++++ SUPPLIED MATERIAL ++++

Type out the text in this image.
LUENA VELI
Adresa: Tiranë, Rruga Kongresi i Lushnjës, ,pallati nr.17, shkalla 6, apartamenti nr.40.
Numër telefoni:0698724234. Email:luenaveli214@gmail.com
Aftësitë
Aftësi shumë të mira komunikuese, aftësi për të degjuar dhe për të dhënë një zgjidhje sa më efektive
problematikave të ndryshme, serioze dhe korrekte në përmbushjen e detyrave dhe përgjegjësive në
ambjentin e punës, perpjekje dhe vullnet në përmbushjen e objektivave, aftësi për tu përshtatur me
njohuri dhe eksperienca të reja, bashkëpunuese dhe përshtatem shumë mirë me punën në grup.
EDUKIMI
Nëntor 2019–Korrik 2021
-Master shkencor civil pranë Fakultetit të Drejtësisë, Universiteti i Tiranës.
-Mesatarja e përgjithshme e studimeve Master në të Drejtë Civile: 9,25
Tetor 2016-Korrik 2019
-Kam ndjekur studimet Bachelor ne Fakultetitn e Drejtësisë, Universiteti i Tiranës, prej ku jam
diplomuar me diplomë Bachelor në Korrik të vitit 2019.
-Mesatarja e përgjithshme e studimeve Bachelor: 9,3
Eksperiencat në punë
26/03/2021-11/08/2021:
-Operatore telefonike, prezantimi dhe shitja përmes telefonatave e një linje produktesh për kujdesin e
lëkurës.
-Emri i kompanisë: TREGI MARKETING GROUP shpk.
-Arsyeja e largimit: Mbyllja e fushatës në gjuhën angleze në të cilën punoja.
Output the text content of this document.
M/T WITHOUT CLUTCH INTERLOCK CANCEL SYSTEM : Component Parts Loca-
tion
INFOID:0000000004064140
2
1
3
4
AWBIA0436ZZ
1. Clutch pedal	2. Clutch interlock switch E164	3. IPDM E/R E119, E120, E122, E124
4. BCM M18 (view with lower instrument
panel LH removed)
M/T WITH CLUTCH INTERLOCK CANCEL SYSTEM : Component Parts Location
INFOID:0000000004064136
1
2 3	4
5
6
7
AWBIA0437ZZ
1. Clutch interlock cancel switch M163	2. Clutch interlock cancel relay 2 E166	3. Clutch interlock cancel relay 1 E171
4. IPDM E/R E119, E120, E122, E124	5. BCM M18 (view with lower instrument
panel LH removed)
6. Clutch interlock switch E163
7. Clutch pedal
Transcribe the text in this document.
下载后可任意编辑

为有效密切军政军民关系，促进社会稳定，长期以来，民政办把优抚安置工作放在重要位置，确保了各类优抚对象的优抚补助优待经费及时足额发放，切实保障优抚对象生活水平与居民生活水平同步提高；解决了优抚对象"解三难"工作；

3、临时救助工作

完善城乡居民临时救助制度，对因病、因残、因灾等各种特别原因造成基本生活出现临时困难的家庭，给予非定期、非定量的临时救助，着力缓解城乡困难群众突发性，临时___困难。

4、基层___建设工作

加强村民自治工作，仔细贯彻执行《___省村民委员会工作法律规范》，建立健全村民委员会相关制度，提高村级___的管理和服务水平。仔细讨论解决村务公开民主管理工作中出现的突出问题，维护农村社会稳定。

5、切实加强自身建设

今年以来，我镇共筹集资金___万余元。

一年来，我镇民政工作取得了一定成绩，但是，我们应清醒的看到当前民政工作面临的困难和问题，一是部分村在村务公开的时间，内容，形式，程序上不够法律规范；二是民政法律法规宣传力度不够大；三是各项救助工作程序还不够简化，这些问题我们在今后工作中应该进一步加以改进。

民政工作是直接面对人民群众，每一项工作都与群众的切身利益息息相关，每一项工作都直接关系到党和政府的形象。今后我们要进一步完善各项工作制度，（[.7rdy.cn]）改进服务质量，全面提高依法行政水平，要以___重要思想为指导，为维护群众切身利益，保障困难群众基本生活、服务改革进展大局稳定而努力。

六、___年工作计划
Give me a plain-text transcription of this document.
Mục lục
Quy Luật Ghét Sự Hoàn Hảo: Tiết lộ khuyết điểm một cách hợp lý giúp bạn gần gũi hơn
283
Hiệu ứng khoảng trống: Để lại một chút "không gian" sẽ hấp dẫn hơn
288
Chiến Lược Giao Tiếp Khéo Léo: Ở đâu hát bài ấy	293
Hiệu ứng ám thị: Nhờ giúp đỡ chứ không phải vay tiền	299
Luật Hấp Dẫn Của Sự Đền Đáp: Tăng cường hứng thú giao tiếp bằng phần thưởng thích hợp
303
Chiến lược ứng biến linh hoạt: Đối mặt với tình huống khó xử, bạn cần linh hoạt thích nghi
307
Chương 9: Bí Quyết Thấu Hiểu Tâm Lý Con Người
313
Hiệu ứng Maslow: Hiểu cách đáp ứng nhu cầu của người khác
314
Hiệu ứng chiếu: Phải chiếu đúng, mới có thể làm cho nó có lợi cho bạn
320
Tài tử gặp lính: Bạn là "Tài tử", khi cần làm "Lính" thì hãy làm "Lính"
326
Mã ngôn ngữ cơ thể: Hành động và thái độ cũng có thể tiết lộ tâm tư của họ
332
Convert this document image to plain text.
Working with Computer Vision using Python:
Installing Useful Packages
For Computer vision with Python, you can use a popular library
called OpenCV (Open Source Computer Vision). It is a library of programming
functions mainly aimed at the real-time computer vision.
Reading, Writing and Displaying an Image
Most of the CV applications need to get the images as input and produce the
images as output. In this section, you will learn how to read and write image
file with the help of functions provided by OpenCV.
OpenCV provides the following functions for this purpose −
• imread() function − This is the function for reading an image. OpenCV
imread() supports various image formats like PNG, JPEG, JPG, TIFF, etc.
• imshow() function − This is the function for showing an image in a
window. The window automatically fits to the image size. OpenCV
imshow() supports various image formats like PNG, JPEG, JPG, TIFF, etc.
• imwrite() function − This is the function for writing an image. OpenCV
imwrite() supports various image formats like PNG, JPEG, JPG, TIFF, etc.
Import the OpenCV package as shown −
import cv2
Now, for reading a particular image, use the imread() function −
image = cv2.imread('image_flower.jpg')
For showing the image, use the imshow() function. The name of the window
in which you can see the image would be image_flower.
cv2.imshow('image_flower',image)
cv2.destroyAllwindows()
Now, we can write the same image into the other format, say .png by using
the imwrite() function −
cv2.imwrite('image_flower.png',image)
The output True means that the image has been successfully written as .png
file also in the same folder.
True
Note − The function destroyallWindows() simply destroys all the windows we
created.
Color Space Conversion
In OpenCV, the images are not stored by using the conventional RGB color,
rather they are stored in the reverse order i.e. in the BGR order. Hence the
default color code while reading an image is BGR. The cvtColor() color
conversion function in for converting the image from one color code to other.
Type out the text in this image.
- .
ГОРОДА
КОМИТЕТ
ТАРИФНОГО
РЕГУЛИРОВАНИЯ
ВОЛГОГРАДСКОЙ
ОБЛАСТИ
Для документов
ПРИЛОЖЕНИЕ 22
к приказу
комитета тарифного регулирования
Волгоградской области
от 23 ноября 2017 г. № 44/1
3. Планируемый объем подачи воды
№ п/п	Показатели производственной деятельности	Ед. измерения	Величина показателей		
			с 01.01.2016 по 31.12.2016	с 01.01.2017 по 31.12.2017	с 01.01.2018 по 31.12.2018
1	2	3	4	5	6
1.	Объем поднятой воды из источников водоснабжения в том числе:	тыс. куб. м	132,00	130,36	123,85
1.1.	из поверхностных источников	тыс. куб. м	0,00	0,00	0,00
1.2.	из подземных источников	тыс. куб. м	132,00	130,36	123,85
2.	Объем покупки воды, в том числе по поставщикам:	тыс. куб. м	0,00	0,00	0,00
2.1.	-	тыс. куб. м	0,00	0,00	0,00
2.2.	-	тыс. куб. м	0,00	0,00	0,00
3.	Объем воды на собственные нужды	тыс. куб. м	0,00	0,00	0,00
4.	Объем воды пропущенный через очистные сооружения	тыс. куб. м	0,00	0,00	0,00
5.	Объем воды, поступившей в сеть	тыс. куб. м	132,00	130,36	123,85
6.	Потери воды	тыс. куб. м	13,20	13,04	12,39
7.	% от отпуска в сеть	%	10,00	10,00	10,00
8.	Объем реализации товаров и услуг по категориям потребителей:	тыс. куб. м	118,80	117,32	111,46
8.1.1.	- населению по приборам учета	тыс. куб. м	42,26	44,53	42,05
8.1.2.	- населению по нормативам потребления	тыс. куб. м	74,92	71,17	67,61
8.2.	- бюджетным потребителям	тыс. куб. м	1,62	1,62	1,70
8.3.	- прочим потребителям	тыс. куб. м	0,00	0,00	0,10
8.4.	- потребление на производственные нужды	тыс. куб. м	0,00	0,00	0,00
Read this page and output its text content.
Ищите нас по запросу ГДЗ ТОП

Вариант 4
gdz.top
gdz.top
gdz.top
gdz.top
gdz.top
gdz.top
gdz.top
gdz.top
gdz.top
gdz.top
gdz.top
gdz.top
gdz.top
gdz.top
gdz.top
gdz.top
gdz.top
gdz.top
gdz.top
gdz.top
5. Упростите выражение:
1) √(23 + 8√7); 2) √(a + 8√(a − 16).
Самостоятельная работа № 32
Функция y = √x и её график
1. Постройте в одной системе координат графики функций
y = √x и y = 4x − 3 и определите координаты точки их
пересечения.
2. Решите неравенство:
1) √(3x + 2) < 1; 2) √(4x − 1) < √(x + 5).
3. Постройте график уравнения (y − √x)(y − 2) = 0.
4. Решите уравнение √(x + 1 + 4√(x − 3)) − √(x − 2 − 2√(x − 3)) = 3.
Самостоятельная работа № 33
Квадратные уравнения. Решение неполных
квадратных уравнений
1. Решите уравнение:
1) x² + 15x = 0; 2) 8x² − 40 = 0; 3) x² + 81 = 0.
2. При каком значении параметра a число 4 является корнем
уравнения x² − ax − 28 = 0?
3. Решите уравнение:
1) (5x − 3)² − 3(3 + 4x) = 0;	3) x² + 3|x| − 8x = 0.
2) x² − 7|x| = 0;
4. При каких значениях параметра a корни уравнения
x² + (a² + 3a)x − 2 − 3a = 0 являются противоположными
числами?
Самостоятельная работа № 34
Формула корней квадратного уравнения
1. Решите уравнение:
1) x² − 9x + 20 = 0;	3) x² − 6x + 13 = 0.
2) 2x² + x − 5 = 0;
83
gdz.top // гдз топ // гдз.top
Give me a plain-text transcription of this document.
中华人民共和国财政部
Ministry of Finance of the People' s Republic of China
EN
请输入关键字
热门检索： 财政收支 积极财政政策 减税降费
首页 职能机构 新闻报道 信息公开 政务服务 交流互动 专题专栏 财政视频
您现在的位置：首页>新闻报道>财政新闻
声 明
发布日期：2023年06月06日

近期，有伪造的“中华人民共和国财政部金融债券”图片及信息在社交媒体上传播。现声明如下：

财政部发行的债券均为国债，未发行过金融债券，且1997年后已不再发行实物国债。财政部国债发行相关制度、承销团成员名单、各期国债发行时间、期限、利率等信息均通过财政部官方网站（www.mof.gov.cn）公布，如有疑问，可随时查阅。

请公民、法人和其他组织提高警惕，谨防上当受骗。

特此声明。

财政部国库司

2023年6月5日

++++

OBJECTIVE -> Show every line where the string "True" appears.

ANSWER FOR THIS EXERCISE ->
The output True means that the image has been successfully written as .png
True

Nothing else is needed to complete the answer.